* **Written request**
The records below must be transcribed exactly. Do not include the pictures.

* * * * *

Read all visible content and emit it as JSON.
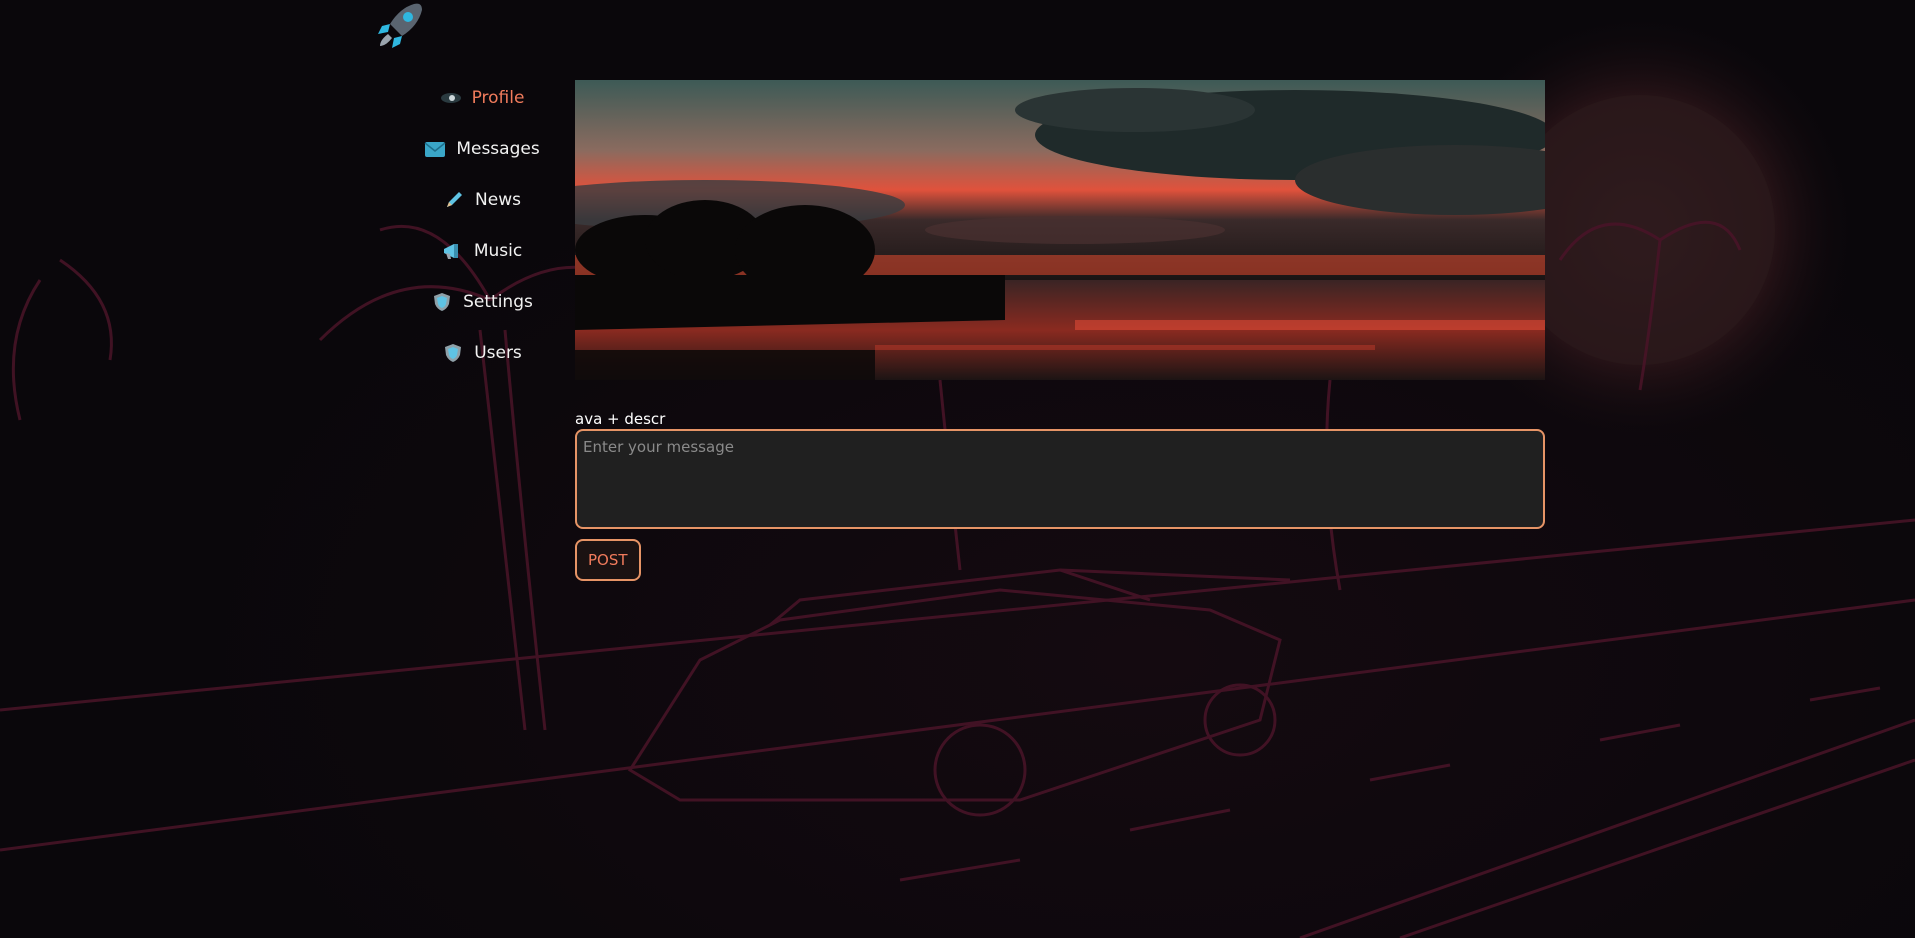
{
  "logo": {
    "icon": "rocket-icon"
  },
  "nav": {
    "items": [
      {
        "label": "Profile",
        "icon": "eye-icon",
        "active": true
      },
      {
        "label": "Messages",
        "icon": "envelope-icon",
        "active": false
      },
      {
        "label": "News",
        "icon": "pencil-icon",
        "active": false
      },
      {
        "label": "Music",
        "icon": "megaphone-icon",
        "active": false
      },
      {
        "label": "Settings",
        "icon": "shield-icon",
        "active": false
      },
      {
        "label": "Users",
        "icon": "shield-icon",
        "active": false
      }
    ]
  },
  "profile": {
    "description": "ava + descr",
    "message_placeholder": "Enter your message",
    "message_value": "",
    "post_label": "POST"
  },
  "colors": {
    "accent": "#f07b5c",
    "border": "#e69466",
    "background": "#0a070b",
    "input_bg": "#202020"
  }
}
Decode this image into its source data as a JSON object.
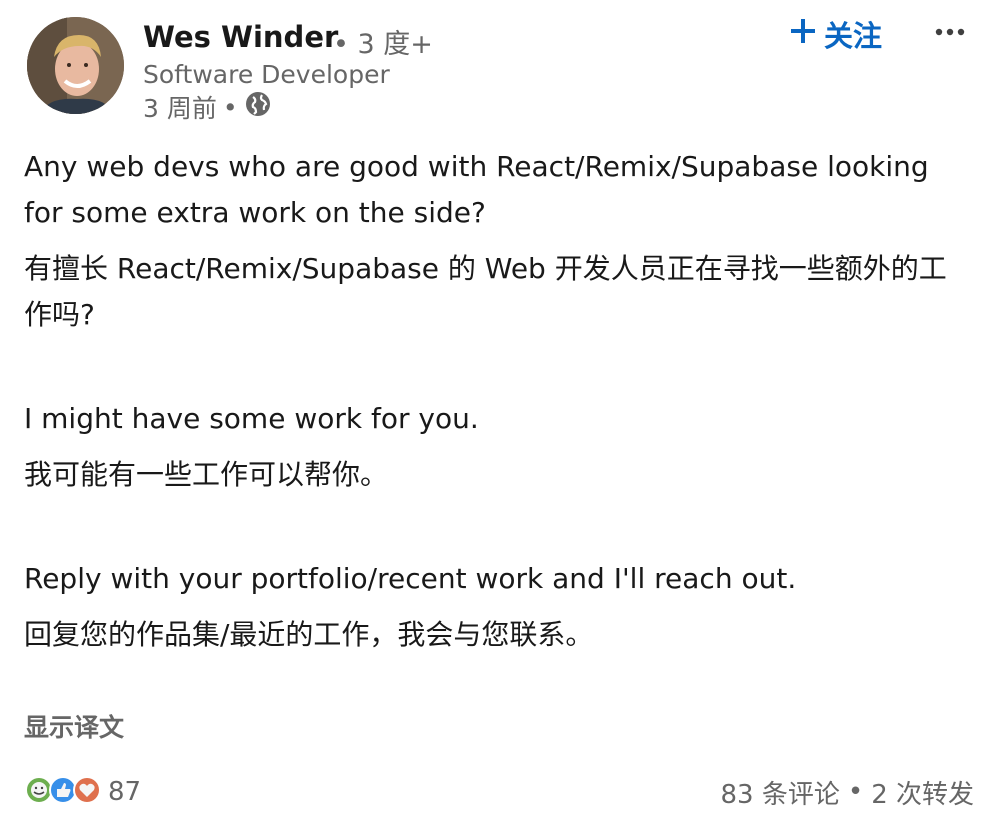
{
  "author": {
    "name": "Wes Winder",
    "degree": "• 3 度+",
    "headline": "Software Developer",
    "timestamp": "3 周前",
    "separator": "•",
    "visibility_icon": "globe-icon"
  },
  "actions": {
    "follow_label": "关注",
    "follow_icon": "plus-icon",
    "more_icon": "more-horizontal-icon"
  },
  "post": {
    "paragraphs": [
      "Any web devs who are good with React/Remix/Supabase looking for some extra work on the side?",
      "有擅长 React/Remix/Supabase 的 Web 开发人员正在寻找一些额外的工作吗?",
      "I might have some work for you.",
      "我可能有一些工作可以帮你。",
      "Reply with your portfolio/recent work and I'll reach out.",
      "回复您的作品集/最近的工作，我会与您联系。"
    ],
    "show_translation_label": "显示译文"
  },
  "social": {
    "reaction_icons": [
      "celebrate-icon",
      "like-icon",
      "love-icon"
    ],
    "reaction_count": "87",
    "comments_label": "83 条评论",
    "separator": "•",
    "reposts_label": "2 次转发"
  },
  "colors": {
    "accent": "#0a66c2",
    "text_primary": "#191919",
    "text_secondary": "#666666"
  }
}
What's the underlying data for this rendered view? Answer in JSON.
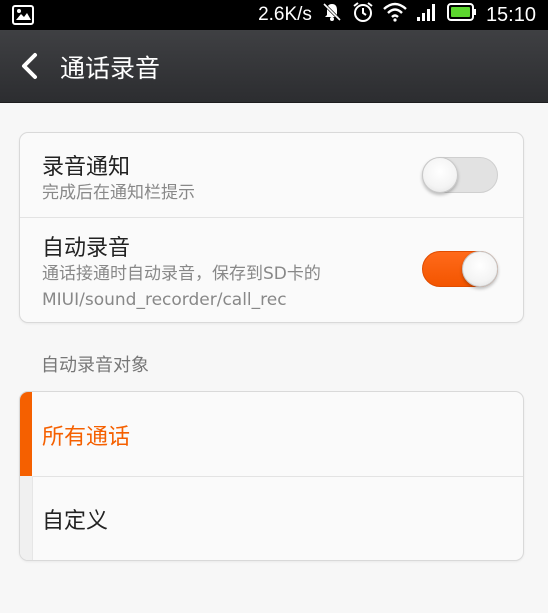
{
  "status_bar": {
    "network_speed": "2.6K/s",
    "time": "15:10",
    "icons": [
      "image-icon",
      "mute-notification-icon",
      "alarm-icon",
      "wifi-icon",
      "signal-icon",
      "battery-icon"
    ]
  },
  "header": {
    "title": "通话录音"
  },
  "settings": {
    "recording_notification": {
      "title": "录音通知",
      "subtitle": "完成后在通知栏提示",
      "enabled": false
    },
    "auto_record": {
      "title": "自动录音",
      "subtitle_line1": "通话接通时自动录音，保存到SD卡的",
      "subtitle_line2": "MIUI/sound_recorder/call_rec",
      "enabled": true
    }
  },
  "auto_record_target": {
    "section_label": "自动录音对象",
    "options": [
      {
        "label": "所有通话",
        "selected": true
      },
      {
        "label": "自定义",
        "selected": false
      }
    ]
  },
  "colors": {
    "accent": "#f56000",
    "titlebar": "#36373a",
    "background": "#f7f7f7"
  }
}
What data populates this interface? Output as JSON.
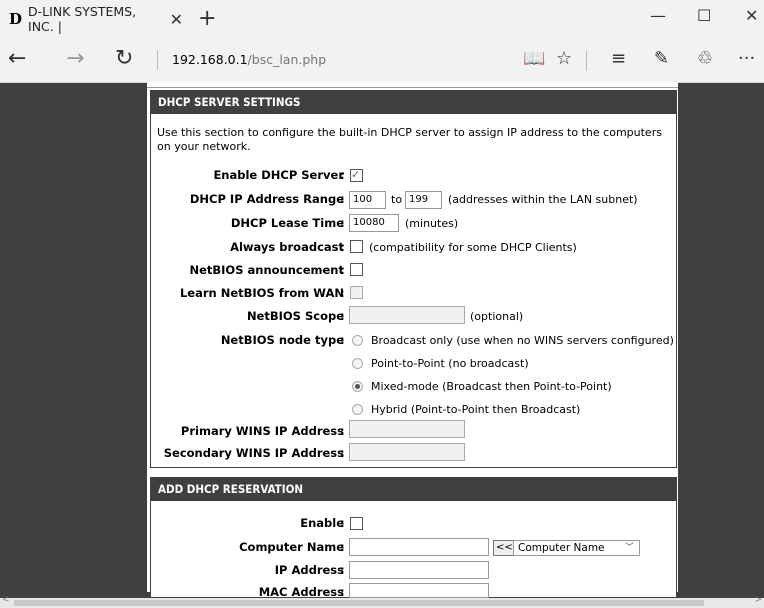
{
  "browser": {
    "tab_favicon": "D",
    "tab_title": "D-LINK SYSTEMS, INC. |",
    "tab_close": "✕",
    "new_tab": "+",
    "window_minimize": "—",
    "window_maximize": "☐",
    "window_close": "✕",
    "nav_back": "←",
    "nav_forward": "→",
    "nav_refresh": "↻",
    "url_host": "192.168.0.1",
    "url_path": "/bsc_lan.php",
    "tool_reading": "📖",
    "tool_favorite": "☆",
    "tool_hub": "≡",
    "tool_note": "✎",
    "tool_share": "♲",
    "tool_more": "···"
  },
  "dhcp_server": {
    "header": "DHCP SERVER SETTINGS",
    "intro": "Use this section to configure the built-in DHCP server to assign IP address to the computers on your network.",
    "enable_label": "Enable DHCP Server",
    "enable_checked": true,
    "range_label": "DHCP IP Address Range",
    "range_start": "100",
    "range_to": "to",
    "range_end": "199",
    "range_note": "(addresses within the LAN subnet)",
    "lease_label": "DHCP Lease Time",
    "lease_value": "10080",
    "lease_unit": "(minutes)",
    "broadcast_label": "Always broadcast",
    "broadcast_note": "(compatibility for some DHCP Clients)",
    "netbios_announce_label": "NetBIOS announcement",
    "netbios_wan_label": "Learn NetBIOS from WAN",
    "netbios_scope_label": "NetBIOS Scope",
    "netbios_scope_value": "",
    "netbios_scope_note": "(optional)",
    "netbios_node_label": "NetBIOS node type",
    "node_options": [
      {
        "label": "Broadcast only (use when no WINS servers configured)",
        "checked": false
      },
      {
        "label": "Point-to-Point (no broadcast)",
        "checked": false
      },
      {
        "label": "Mixed-mode (Broadcast then Point-to-Point)",
        "checked": true
      },
      {
        "label": "Hybrid (Point-to-Point then Broadcast)",
        "checked": false
      }
    ],
    "primary_wins_label": "Primary WINS IP Address",
    "secondary_wins_label": "Secondary WINS IP Address",
    "primary_wins_value": "",
    "secondary_wins_value": ""
  },
  "reservation": {
    "header": "ADD DHCP RESERVATION",
    "enable_label": "Enable",
    "computer_name_label": "Computer Name",
    "computer_name_value": "",
    "copy_button": "<<",
    "computer_select": "Computer Name",
    "ip_label": "IP Address",
    "ip_value": "",
    "mac_label": "MAC Address",
    "mac_value": ""
  },
  "colon": ":"
}
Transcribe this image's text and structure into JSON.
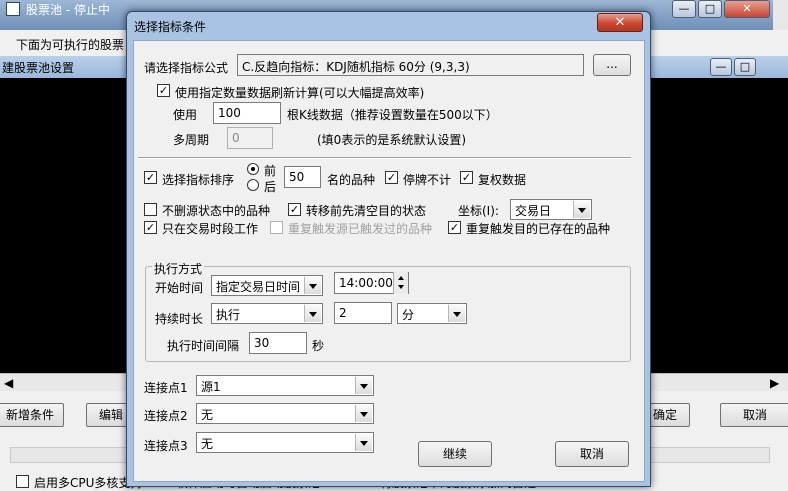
{
  "background": {
    "app_title": "股票池 - 停止中",
    "panel_text": "下面为可执行的股票",
    "dialog2_title": "建股票池设置",
    "buttons": [
      "新增条件",
      "编辑",
      "确定",
      "取消"
    ],
    "status_items": [
      "启用多CPU多核支持",
      "软件启动时自动启动股票池",
      "将股票池中的股票添加到自选"
    ],
    "right_edge_char": "%"
  },
  "dialog": {
    "title": "选择指标条件",
    "close_label": "✕",
    "formula_label": "请选择指标公式",
    "formula_value": "C.反趋向指标：KDJ随机指标 60分 (9,3,3)",
    "browse_label": "...",
    "use_count_label": "使用指定数量数据刷新计算(可以大幅提高效率)",
    "use_label": "使用",
    "use_value": "100",
    "kline_label": "根K线数据（推荐设置数量在500以下）",
    "period_label": "多周期",
    "period_value": "0",
    "period_hint": "(填0表示的是系统默认设置)",
    "sort_label": "选择指标排序",
    "radio_front": "前",
    "radio_back": "后",
    "sort_value": "50",
    "rank_label": "名的品种",
    "suspend_label": "停牌不计",
    "adjust_label": "复权数据",
    "no_delete_label": "不删源状态中的品种",
    "clear_target_label": "转移前先清空目的状态",
    "coord_label": "坐标(I):",
    "coord_value": "交易日",
    "trade_time_label": "只在交易时段工作",
    "repeat_src_label": "重复触发源已触发过的品种",
    "repeat_dst_label": "重复触发目的已存在的品种",
    "exec_group_label": "执行方式",
    "start_time_label": "开始时间",
    "start_mode_value": "指定交易日时间",
    "start_time_value": "14:00:00",
    "duration_label": "持续时长",
    "duration_mode_value": "执行",
    "duration_value": "2",
    "duration_unit_value": "分",
    "interval_label": "执行时间间隔",
    "interval_value": "30",
    "interval_unit": "秒",
    "conn1_label": "连接点1",
    "conn1_value": "源1",
    "conn2_label": "连接点2",
    "conn2_value": "无",
    "conn3_label": "连接点3",
    "conn3_value": "无",
    "continue_label": "继续",
    "cancel_label": "取消",
    "checked": {
      "use_count": true,
      "sort": true,
      "suspend": true,
      "adjust": true,
      "no_delete": false,
      "clear_target": true,
      "trade_time": true,
      "repeat_src": false,
      "repeat_dst": true
    }
  }
}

* * * * *

* **In response**
Read all visible content and emit it as JSON.
{
  "logo": {
    "icon": "rocket-icon"
  },
  "nav": {
    "items": [
      {
        "label": "Profile",
        "icon": "eye-icon",
        "active": true
      },
      {
        "label": "Messages",
        "icon": "envelope-icon",
        "active": false
      },
      {
        "label": "News",
        "icon": "pencil-icon",
        "active": false
      },
      {
        "label": "Music",
        "icon": "megaphone-icon",
        "active": false
      },
      {
        "label": "Settings",
        "icon": "shield-icon",
        "active": false
      },
      {
        "label": "Users",
        "icon": "shield-icon",
        "active": false
      }
    ]
  },
  "profile": {
    "description": "ava + descr",
    "message_placeholder": "Enter your message",
    "message_value": "",
    "post_label": "POST"
  },
  "colors": {
    "accent": "#f07b5c",
    "border": "#e69466",
    "background": "#0a070b",
    "input_bg": "#202020"
  }
}
Decode this image into its source data as a JSON object.
{
  "author": {
    "name": "Wes Winder",
    "degree": "• 3 度+",
    "headline": "Software Developer",
    "timestamp": "3 周前",
    "separator": "•",
    "visibility_icon": "globe-icon"
  },
  "actions": {
    "follow_label": "关注",
    "follow_icon": "plus-icon",
    "more_icon": "more-horizontal-icon"
  },
  "post": {
    "paragraphs": [
      "Any web devs who are good with React/Remix/Supabase looking for some extra work on the side?",
      "有擅长 React/Remix/Supabase 的 Web 开发人员正在寻找一些额外的工作吗?",
      "I might have some work for you.",
      "我可能有一些工作可以帮你。",
      "Reply with your portfolio/recent work and I'll reach out.",
      "回复您的作品集/最近的工作，我会与您联系。"
    ],
    "show_translation_label": "显示译文"
  },
  "social": {
    "reaction_icons": [
      "celebrate-icon",
      "like-icon",
      "love-icon"
    ],
    "reaction_count": "87",
    "comments_label": "83 条评论",
    "separator": "•",
    "reposts_label": "2 次转发"
  },
  "colors": {
    "accent": "#0a66c2",
    "text_primary": "#191919",
    "text_secondary": "#666666"
  }
}
What's the underlying data for this rendered view? Answer in JSON.
{
  "status_bar": {
    "network_speed": "2.6K/s",
    "time": "15:10",
    "icons": [
      "image-icon",
      "mute-notification-icon",
      "alarm-icon",
      "wifi-icon",
      "signal-icon",
      "battery-icon"
    ]
  },
  "header": {
    "title": "通话录音"
  },
  "settings": {
    "recording_notification": {
      "title": "录音通知",
      "subtitle": "完成后在通知栏提示",
      "enabled": false
    },
    "auto_record": {
      "title": "自动录音",
      "subtitle_line1": "通话接通时自动录音，保存到SD卡的",
      "subtitle_line2": "MIUI/sound_recorder/call_rec",
      "enabled": true
    }
  },
  "auto_record_target": {
    "section_label": "自动录音对象",
    "options": [
      {
        "label": "所有通话",
        "selected": true
      },
      {
        "label": "自定义",
        "selected": false
      }
    ]
  },
  "colors": {
    "accent": "#f56000",
    "titlebar": "#36373a",
    "background": "#f7f7f7"
  }
}
What data populates this interface? Output as JSON.
{
  "browser": {
    "tab_favicon": "D",
    "tab_title": "D-LINK SYSTEMS, INC. |",
    "tab_close": "✕",
    "new_tab": "+",
    "window_minimize": "—",
    "window_maximize": "☐",
    "window_close": "✕",
    "nav_back": "←",
    "nav_forward": "→",
    "nav_refresh": "↻",
    "url_host": "192.168.0.1",
    "url_path": "/bsc_lan.php",
    "tool_reading": "📖",
    "tool_favorite": "☆",
    "tool_hub": "≡",
    "tool_note": "✎",
    "tool_share": "♲",
    "tool_more": "···"
  },
  "dhcp_server": {
    "header": "DHCP SERVER SETTINGS",
    "intro": "Use this section to configure the built-in DHCP server to assign IP address to the computers on your network.",
    "enable_label": "Enable DHCP Server",
    "enable_checked": true,
    "range_label": "DHCP IP Address Range",
    "range_start": "100",
    "range_to": "to",
    "range_end": "199",
    "range_note": "(addresses within the LAN subnet)",
    "lease_label": "DHCP Lease Time",
    "lease_value": "10080",
    "lease_unit": "(minutes)",
    "broadcast_label": "Always broadcast",
    "broadcast_note": "(compatibility for some DHCP Clients)",
    "netbios_announce_label": "NetBIOS announcement",
    "netbios_wan_label": "Learn NetBIOS from WAN",
    "netbios_scope_label": "NetBIOS Scope",
    "netbios_scope_value": "",
    "netbios_scope_note": "(optional)",
    "netbios_node_label": "NetBIOS node type",
    "node_options": [
      {
        "label": "Broadcast only (use when no WINS servers configured)",
        "checked": false
      },
      {
        "label": "Point-to-Point (no broadcast)",
        "checked": false
      },
      {
        "label": "Mixed-mode (Broadcast then Point-to-Point)",
        "checked": true
      },
      {
        "label": "Hybrid (Point-to-Point then Broadcast)",
        "checked": false
      }
    ],
    "primary_wins_label": "Primary WINS IP Address",
    "secondary_wins_label": "Secondary WINS IP Address",
    "primary_wins_value": "",
    "secondary_wins_value": ""
  },
  "reservation": {
    "header": "ADD DHCP RESERVATION",
    "enable_label": "Enable",
    "computer_name_label": "Computer Name",
    "computer_name_value": "",
    "copy_button": "<<",
    "computer_select": "Computer Name",
    "ip_label": "IP Address",
    "ip_value": "",
    "mac_label": "MAC Address",
    "mac_value": ""
  },
  "colon": ":"
}
Transcribe this image's text and structure into JSON.
{
  "background": {
    "app_title": "股票池 - 停止中",
    "panel_text": "下面为可执行的股票",
    "dialog2_title": "建股票池设置",
    "buttons": [
      "新增条件",
      "编辑",
      "确定",
      "取消"
    ],
    "status_items": [
      "启用多CPU多核支持",
      "软件启动时自动启动股票池",
      "将股票池中的股票添加到自选"
    ],
    "right_edge_char": "%"
  },
  "dialog": {
    "title": "选择指标条件",
    "close_label": "✕",
    "formula_label": "请选择指标公式",
    "formula_value": "C.反趋向指标：KDJ随机指标 60分 (9,3,3)",
    "browse_label": "...",
    "use_count_label": "使用指定数量数据刷新计算(可以大幅提高效率)",
    "use_label": "使用",
    "use_value": "100",
    "kline_label": "根K线数据（推荐设置数量在500以下）",
    "period_label": "多周期",
    "period_value": "0",
    "period_hint": "(填0表示的是系统默认设置)",
    "sort_label": "选择指标排序",
    "radio_front": "前",
    "radio_back": "后",
    "sort_value": "50",
    "rank_label": "名的品种",
    "suspend_label": "停牌不计",
    "adjust_label": "复权数据",
    "no_delete_label": "不删源状态中的品种",
    "clear_target_label": "转移前先清空目的状态",
    "coord_label": "坐标(I):",
    "coord_value": "交易日",
    "trade_time_label": "只在交易时段工作",
    "repeat_src_label": "重复触发源已触发过的品种",
    "repeat_dst_label": "重复触发目的已存在的品种",
    "exec_group_label": "执行方式",
    "start_time_label": "开始时间",
    "start_mode_value": "指定交易日时间",
    "start_time_value": "14:00:00",
    "duration_label": "持续时长",
    "duration_mode_value": "执行",
    "duration_value": "2",
    "duration_unit_value": "分",
    "interval_label": "执行时间间隔",
    "interval_value": "30",
    "interval_unit": "秒",
    "conn1_label": "连接点1",
    "conn1_value": "源1",
    "conn2_label": "连接点2",
    "conn2_value": "无",
    "conn3_label": "连接点3",
    "conn3_value": "无",
    "continue_label": "继续",
    "cancel_label": "取消",
    "checked": {
      "use_count": true,
      "sort": true,
      "suspend": true,
      "adjust": true,
      "no_delete": false,
      "clear_target": true,
      "trade_time": true,
      "repeat_src": false,
      "repeat_dst": true
    }
  }
}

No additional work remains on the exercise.